EXERCISE PROMPT> Look through the records below, count the lines with the word "eggs", and reply with only the number.

Recorded data>
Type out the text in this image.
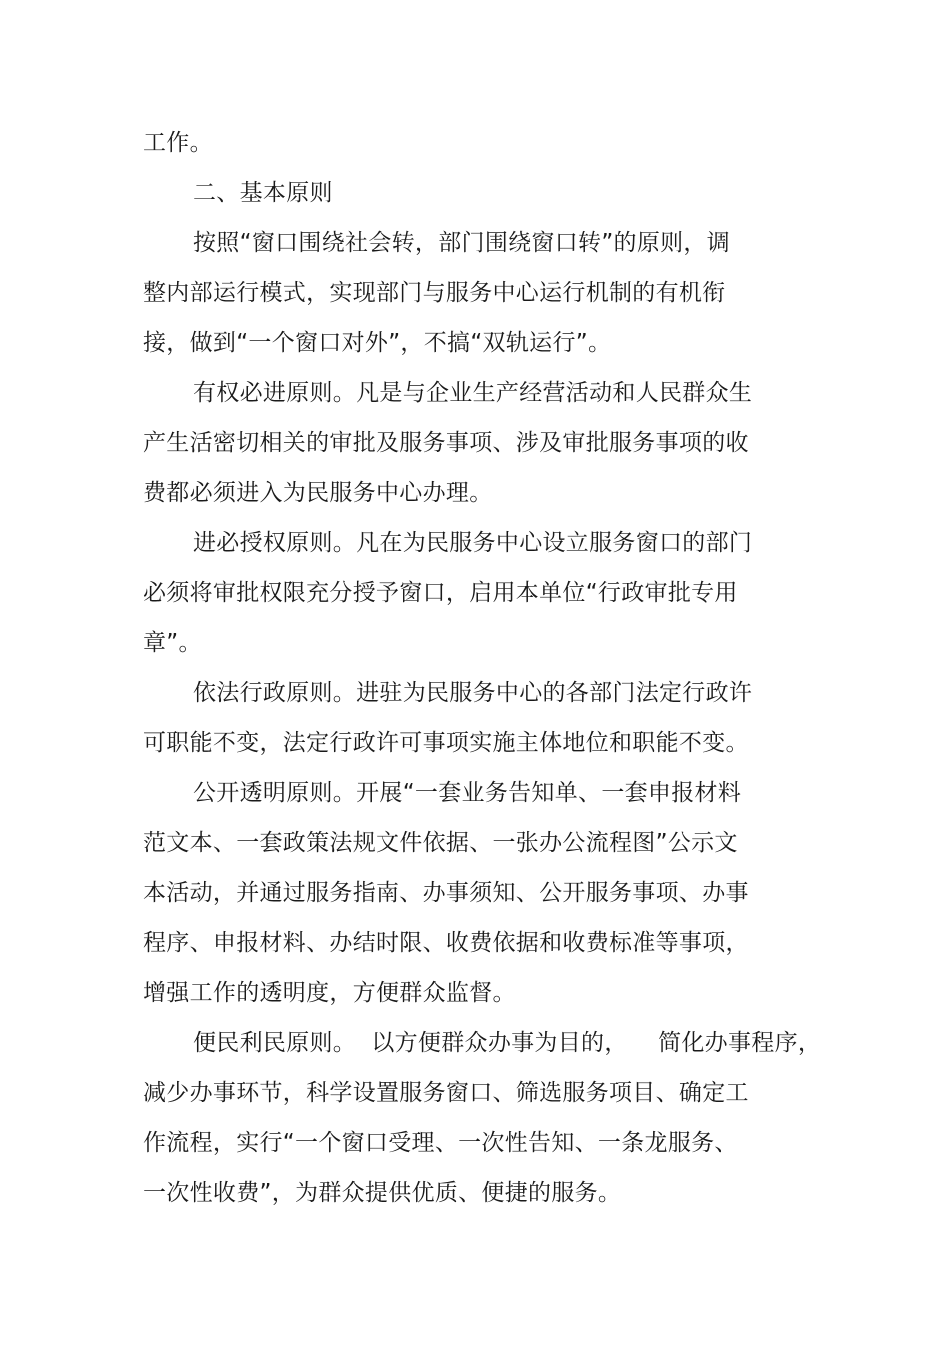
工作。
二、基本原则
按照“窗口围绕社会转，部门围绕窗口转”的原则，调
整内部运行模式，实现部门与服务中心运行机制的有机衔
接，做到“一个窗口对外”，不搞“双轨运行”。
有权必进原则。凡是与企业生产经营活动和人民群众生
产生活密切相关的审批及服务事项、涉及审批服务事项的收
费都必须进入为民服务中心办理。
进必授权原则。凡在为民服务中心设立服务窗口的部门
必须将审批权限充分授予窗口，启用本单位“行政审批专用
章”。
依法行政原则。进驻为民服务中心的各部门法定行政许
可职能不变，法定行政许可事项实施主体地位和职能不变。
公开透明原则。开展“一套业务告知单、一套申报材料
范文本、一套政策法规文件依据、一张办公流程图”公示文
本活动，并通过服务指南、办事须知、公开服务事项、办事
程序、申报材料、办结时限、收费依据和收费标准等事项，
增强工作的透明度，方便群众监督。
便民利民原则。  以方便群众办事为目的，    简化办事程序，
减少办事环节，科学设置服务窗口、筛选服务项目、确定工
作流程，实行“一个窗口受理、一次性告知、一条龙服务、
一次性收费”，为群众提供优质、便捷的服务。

==

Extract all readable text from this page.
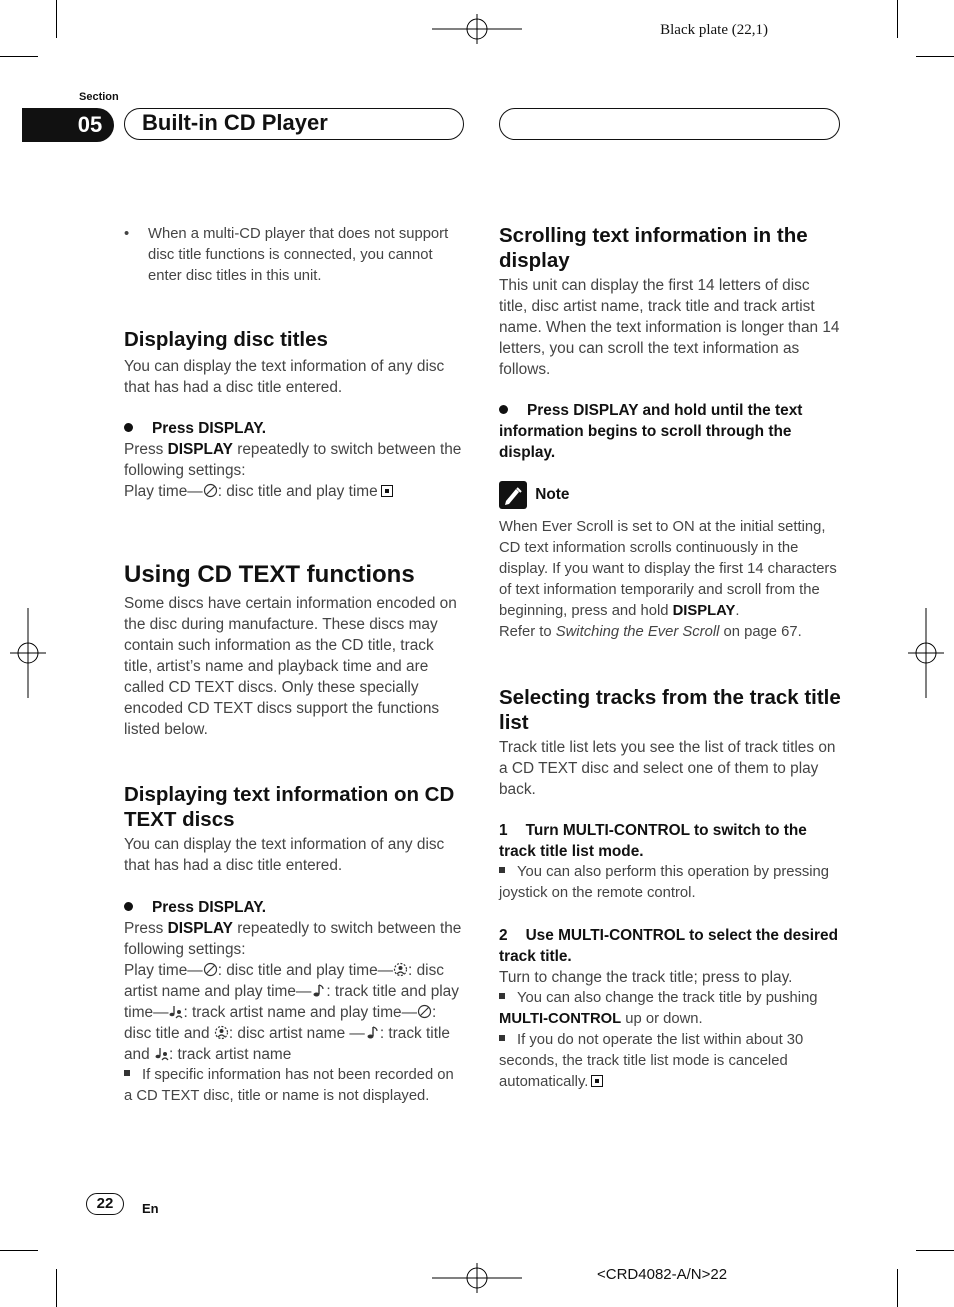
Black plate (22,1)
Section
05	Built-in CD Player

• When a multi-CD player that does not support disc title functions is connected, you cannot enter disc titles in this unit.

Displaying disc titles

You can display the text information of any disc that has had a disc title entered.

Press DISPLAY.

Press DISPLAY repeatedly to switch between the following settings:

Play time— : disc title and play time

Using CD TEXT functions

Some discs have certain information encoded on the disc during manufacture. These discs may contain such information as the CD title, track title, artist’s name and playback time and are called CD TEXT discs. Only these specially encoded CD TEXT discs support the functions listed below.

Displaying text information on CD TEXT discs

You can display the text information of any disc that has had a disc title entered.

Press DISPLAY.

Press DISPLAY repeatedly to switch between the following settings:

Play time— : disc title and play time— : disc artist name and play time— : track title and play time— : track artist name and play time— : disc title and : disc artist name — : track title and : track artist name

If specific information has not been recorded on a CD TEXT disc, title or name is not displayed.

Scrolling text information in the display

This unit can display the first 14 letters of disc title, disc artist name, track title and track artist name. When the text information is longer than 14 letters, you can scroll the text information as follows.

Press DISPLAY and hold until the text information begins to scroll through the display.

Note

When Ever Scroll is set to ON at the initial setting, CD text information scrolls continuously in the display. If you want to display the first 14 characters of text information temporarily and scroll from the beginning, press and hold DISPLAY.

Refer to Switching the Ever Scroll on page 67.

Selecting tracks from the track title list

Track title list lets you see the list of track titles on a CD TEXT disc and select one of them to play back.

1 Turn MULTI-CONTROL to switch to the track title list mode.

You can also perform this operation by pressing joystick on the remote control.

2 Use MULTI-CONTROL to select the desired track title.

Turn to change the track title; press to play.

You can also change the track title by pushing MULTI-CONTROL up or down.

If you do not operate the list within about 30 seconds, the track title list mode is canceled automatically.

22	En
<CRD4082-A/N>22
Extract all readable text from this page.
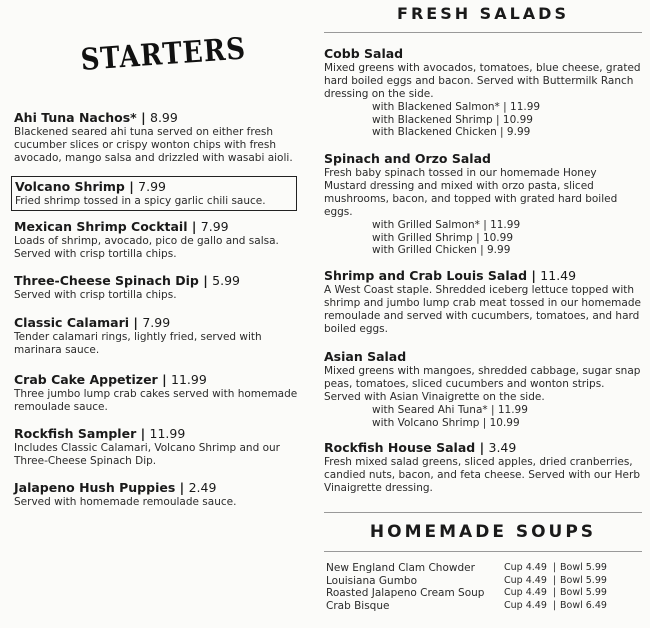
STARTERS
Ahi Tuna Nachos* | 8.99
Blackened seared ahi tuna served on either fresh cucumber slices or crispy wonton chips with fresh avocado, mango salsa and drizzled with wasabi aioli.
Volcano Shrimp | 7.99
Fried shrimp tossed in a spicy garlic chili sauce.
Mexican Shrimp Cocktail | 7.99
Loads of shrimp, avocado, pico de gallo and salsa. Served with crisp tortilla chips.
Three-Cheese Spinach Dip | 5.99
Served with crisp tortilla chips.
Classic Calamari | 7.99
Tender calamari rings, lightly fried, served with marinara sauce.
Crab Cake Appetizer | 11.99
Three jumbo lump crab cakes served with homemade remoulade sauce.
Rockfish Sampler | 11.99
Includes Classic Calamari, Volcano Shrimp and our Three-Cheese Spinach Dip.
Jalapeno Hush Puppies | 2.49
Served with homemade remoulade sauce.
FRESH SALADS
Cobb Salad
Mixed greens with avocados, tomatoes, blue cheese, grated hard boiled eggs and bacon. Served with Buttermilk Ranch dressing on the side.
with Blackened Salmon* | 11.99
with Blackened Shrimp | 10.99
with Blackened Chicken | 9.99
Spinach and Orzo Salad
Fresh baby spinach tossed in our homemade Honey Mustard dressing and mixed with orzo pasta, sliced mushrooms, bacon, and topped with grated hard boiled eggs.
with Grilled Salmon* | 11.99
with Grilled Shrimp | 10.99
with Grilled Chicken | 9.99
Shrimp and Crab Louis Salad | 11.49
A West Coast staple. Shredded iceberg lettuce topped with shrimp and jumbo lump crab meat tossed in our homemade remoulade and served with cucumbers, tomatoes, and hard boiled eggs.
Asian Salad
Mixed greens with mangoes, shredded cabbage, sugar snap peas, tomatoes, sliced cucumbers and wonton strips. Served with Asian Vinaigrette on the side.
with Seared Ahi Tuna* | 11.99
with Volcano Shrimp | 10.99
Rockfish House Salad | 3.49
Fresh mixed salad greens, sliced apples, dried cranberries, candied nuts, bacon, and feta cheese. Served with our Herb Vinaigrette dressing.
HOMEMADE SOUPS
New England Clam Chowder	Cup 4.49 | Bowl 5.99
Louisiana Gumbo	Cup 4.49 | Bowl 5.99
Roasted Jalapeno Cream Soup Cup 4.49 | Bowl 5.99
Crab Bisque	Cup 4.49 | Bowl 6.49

EXERCISE ANSWER> 3